- TASK TO CARRY OUT -
Take the data below and repeat it exactly.

(Dataset records)
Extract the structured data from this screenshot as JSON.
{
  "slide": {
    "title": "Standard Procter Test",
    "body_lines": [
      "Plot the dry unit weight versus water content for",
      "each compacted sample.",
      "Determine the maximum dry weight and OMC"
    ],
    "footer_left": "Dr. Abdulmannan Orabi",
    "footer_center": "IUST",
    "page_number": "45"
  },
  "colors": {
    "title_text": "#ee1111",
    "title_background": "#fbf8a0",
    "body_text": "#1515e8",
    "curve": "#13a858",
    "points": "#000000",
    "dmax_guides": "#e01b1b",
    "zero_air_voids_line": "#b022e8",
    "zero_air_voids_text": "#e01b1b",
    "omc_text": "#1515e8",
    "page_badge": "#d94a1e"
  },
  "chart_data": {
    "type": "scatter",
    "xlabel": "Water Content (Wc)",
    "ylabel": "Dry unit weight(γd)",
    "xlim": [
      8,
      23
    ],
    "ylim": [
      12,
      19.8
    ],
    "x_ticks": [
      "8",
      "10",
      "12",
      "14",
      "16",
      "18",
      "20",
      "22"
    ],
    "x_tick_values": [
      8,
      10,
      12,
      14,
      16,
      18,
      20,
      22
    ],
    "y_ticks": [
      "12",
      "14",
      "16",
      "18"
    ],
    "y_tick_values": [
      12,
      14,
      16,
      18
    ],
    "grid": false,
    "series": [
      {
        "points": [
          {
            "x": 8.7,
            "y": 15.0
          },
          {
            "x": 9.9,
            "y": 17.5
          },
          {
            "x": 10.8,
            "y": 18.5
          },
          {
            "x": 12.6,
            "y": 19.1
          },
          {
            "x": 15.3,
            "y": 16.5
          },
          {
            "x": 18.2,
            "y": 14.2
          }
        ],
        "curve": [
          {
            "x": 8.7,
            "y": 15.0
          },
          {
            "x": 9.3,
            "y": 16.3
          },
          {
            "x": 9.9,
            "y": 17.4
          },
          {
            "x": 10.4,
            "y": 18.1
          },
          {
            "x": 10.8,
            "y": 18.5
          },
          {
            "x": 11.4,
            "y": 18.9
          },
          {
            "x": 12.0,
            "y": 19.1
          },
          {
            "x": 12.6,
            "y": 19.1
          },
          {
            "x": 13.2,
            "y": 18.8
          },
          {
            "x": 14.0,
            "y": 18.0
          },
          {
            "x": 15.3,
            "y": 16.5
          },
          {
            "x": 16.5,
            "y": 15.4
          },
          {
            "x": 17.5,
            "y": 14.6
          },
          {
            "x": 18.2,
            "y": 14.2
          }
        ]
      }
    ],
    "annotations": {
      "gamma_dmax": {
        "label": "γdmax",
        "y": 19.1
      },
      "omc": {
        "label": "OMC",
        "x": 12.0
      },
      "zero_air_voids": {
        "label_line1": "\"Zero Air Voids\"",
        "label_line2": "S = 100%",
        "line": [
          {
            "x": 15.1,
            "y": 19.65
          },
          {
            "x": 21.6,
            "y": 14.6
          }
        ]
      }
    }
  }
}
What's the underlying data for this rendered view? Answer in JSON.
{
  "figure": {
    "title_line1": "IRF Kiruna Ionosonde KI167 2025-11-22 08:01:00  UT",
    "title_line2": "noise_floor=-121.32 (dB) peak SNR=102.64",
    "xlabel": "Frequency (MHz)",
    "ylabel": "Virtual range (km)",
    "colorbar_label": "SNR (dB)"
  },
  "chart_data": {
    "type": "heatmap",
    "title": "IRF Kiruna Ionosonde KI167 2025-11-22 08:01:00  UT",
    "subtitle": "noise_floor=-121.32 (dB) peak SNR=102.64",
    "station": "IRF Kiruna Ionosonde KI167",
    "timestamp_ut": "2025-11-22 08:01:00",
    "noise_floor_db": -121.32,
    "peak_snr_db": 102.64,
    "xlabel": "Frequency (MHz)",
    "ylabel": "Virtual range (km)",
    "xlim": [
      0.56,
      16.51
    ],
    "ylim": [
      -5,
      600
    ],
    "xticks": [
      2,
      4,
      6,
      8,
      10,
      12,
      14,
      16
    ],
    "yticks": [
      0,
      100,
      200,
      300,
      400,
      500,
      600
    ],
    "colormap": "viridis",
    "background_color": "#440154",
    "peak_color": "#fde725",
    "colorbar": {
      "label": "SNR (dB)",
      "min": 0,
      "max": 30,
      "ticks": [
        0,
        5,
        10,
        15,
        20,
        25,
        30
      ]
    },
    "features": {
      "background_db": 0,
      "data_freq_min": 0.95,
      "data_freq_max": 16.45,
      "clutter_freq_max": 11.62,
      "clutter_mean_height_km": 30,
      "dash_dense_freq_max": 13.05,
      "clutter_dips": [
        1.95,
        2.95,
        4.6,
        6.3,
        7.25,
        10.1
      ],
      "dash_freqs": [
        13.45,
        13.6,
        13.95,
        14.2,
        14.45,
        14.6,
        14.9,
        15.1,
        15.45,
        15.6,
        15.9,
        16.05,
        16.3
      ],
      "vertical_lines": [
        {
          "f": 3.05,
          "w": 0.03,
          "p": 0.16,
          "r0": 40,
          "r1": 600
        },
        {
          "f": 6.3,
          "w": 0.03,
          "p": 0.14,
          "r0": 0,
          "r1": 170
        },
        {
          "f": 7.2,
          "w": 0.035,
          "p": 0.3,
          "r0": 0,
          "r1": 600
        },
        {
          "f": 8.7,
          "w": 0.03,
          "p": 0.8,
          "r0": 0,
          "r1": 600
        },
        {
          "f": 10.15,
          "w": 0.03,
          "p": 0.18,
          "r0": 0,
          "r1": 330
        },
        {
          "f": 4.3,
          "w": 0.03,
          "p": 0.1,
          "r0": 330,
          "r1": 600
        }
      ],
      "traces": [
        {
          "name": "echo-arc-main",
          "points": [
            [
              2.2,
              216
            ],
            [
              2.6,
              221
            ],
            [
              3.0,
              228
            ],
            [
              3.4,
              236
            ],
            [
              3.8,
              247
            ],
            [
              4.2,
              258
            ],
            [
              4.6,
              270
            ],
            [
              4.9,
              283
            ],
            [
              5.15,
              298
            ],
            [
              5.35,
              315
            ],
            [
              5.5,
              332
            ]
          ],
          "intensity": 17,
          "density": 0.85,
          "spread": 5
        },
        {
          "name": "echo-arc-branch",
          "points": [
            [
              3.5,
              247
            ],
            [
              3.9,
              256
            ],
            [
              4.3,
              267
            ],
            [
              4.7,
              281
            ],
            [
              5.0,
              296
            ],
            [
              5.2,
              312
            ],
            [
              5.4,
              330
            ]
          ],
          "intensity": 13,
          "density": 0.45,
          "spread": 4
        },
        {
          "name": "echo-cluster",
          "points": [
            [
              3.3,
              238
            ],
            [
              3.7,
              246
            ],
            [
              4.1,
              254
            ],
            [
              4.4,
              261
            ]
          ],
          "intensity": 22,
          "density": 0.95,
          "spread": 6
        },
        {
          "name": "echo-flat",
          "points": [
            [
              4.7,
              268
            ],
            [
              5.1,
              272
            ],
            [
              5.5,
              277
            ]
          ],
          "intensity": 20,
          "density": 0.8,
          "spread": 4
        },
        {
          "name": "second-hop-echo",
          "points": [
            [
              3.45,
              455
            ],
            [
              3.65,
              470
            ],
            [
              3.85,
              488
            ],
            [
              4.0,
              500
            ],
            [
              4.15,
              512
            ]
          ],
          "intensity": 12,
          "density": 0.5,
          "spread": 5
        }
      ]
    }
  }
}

- RESULT FOR THIS TASK -
Extract the structured data from this screenshot as JSON.
{
  "slide": {
    "title": "Standard Procter Test",
    "body_lines": [
      "Plot the dry unit weight versus water content for",
      "each compacted sample.",
      "Determine the maximum dry weight and OMC"
    ],
    "footer_left": "Dr. Abdulmannan Orabi",
    "footer_center": "IUST",
    "page_number": "45"
  },
  "colors": {
    "title_text": "#ee1111",
    "title_background": "#fbf8a0",
    "body_text": "#1515e8",
    "curve": "#13a858",
    "points": "#000000",
    "dmax_guides": "#e01b1b",
    "zero_air_voids_line": "#b022e8",
    "zero_air_voids_text": "#e01b1b",
    "omc_text": "#1515e8",
    "page_badge": "#d94a1e"
  },
  "chart_data": {
    "type": "scatter",
    "xlabel": "Water Content (Wc)",
    "ylabel": "Dry unit weight(γd)",
    "xlim": [
      8,
      23
    ],
    "ylim": [
      12,
      19.8
    ],
    "x_ticks": [
      "8",
      "10",
      "12",
      "14",
      "16",
      "18",
      "20",
      "22"
    ],
    "x_tick_values": [
      8,
      10,
      12,
      14,
      16,
      18,
      20,
      22
    ],
    "y_ticks": [
      "12",
      "14",
      "16",
      "18"
    ],
    "y_tick_values": [
      12,
      14,
      16,
      18
    ],
    "grid": false,
    "series": [
      {
        "points": [
          {
            "x": 8.7,
            "y": 15.0
          },
          {
            "x": 9.9,
            "y": 17.5
          },
          {
            "x": 10.8,
            "y": 18.5
          },
          {
            "x": 12.6,
            "y": 19.1
          },
          {
            "x": 15.3,
            "y": 16.5
          },
          {
            "x": 18.2,
            "y": 14.2
          }
        ],
        "curve": [
          {
            "x": 8.7,
            "y": 15.0
          },
          {
            "x": 9.3,
            "y": 16.3
          },
          {
            "x": 9.9,
            "y": 17.4
          },
          {
            "x": 10.4,
            "y": 18.1
          },
          {
            "x": 10.8,
            "y": 18.5
          },
          {
            "x": 11.4,
            "y": 18.9
          },
          {
            "x": 12.0,
            "y": 19.1
          },
          {
            "x": 12.6,
            "y": 19.1
          },
          {
            "x": 13.2,
            "y": 18.8
          },
          {
            "x": 14.0,
            "y": 18.0
          },
          {
            "x": 15.3,
            "y": 16.5
          },
          {
            "x": 16.5,
            "y": 15.4
          },
          {
            "x": 17.5,
            "y": 14.6
          },
          {
            "x": 18.2,
            "y": 14.2
          }
        ]
      }
    ],
    "annotations": {
      "gamma_dmax": {
        "label": "γdmax",
        "y": 19.1
      },
      "omc": {
        "label": "OMC",
        "x": 12.0
      },
      "zero_air_voids": {
        "label_line1": "\"Zero Air Voids\"",
        "label_line2": "S = 100%",
        "line": [
          {
            "x": 15.1,
            "y": 19.65
          },
          {
            "x": 21.6,
            "y": 14.6
          }
        ]
      }
    }
  }
}
What's the underlying data for this rendered view? Answer in JSON.
{
  "figure": {
    "title_line1": "IRF Kiruna Ionosonde KI167 2025-11-22 08:01:00  UT",
    "title_line2": "noise_floor=-121.32 (dB) peak SNR=102.64",
    "xlabel": "Frequency (MHz)",
    "ylabel": "Virtual range (km)",
    "colorbar_label": "SNR (dB)"
  },
  "chart_data": {
    "type": "heatmap",
    "title": "IRF Kiruna Ionosonde KI167 2025-11-22 08:01:00  UT",
    "subtitle": "noise_floor=-121.32 (dB) peak SNR=102.64",
    "station": "IRF Kiruna Ionosonde KI167",
    "timestamp_ut": "2025-11-22 08:01:00",
    "noise_floor_db": -121.32,
    "peak_snr_db": 102.64,
    "xlabel": "Frequency (MHz)",
    "ylabel": "Virtual range (km)",
    "xlim": [
      0.56,
      16.51
    ],
    "ylim": [
      -5,
      600
    ],
    "xticks": [
      2,
      4,
      6,
      8,
      10,
      12,
      14,
      16
    ],
    "yticks": [
      0,
      100,
      200,
      300,
      400,
      500,
      600
    ],
    "colormap": "viridis",
    "background_color": "#440154",
    "peak_color": "#fde725",
    "colorbar": {
      "label": "SNR (dB)",
      "min": 0,
      "max": 30,
      "ticks": [
        0,
        5,
        10,
        15,
        20,
        25,
        30
      ]
    },
    "features": {
      "background_db": 0,
      "data_freq_min": 0.95,
      "data_freq_max": 16.45,
      "clutter_freq_max": 11.62,
      "clutter_mean_height_km": 30,
      "dash_dense_freq_max": 13.05,
      "clutter_dips": [
        1.95,
        2.95,
        4.6,
        6.3,
        7.25,
        10.1
      ],
      "dash_freqs": [
        13.45,
        13.6,
        13.95,
        14.2,
        14.45,
        14.6,
        14.9,
        15.1,
        15.45,
        15.6,
        15.9,
        16.05,
        16.3
      ],
      "vertical_lines": [
        {
          "f": 3.05,
          "w": 0.03,
          "p": 0.16,
          "r0": 40,
          "r1": 600
        },
        {
          "f": 6.3,
          "w": 0.03,
          "p": 0.14,
          "r0": 0,
          "r1": 170
        },
        {
          "f": 7.2,
          "w": 0.035,
          "p": 0.3,
          "r0": 0,
          "r1": 600
        },
        {
          "f": 8.7,
          "w": 0.03,
          "p": 0.8,
          "r0": 0,
          "r1": 600
        },
        {
          "f": 10.15,
          "w": 0.03,
          "p": 0.18,
          "r0": 0,
          "r1": 330
        },
        {
          "f": 4.3,
          "w": 0.03,
          "p": 0.1,
          "r0": 330,
          "r1": 600
        }
      ],
      "traces": [
        {
          "name": "echo-arc-main",
          "points": [
            [
              2.2,
              216
            ],
            [
              2.6,
              221
            ],
            [
              3.0,
              228
            ],
            [
              3.4,
              236
            ],
            [
              3.8,
              247
            ],
            [
              4.2,
              258
            ],
            [
              4.6,
              270
            ],
            [
              4.9,
              283
            ],
            [
              5.15,
              298
            ],
            [
              5.35,
              315
            ],
            [
              5.5,
              332
            ]
          ],
          "intensity": 17,
          "density": 0.85,
          "spread": 5
        },
        {
          "name": "echo-arc-branch",
          "points": [
            [
              3.5,
              247
            ],
            [
              3.9,
              256
            ],
            [
              4.3,
              267
            ],
            [
              4.7,
              281
            ],
            [
              5.0,
              296
            ],
            [
              5.2,
              312
            ],
            [
              5.4,
              330
            ]
          ],
          "intensity": 13,
          "density": 0.45,
          "spread": 4
        },
        {
          "name": "echo-cluster",
          "points": [
            [
              3.3,
              238
            ],
            [
              3.7,
              246
            ],
            [
              4.1,
              254
            ],
            [
              4.4,
              261
            ]
          ],
          "intensity": 22,
          "density": 0.95,
          "spread": 6
        },
        {
          "name": "echo-flat",
          "points": [
            [
              4.7,
              268
            ],
            [
              5.1,
              272
            ],
            [
              5.5,
              277
            ]
          ],
          "intensity": 20,
          "density": 0.8,
          "spread": 4
        },
        {
          "name": "second-hop-echo",
          "points": [
            [
              3.45,
              455
            ],
            [
              3.65,
              470
            ],
            [
              3.85,
              488
            ],
            [
              4.0,
              500
            ],
            [
              4.15,
              512
            ]
          ],
          "intensity": 12,
          "density": 0.5,
          "spread": 5
        }
      ]
    }
  }
}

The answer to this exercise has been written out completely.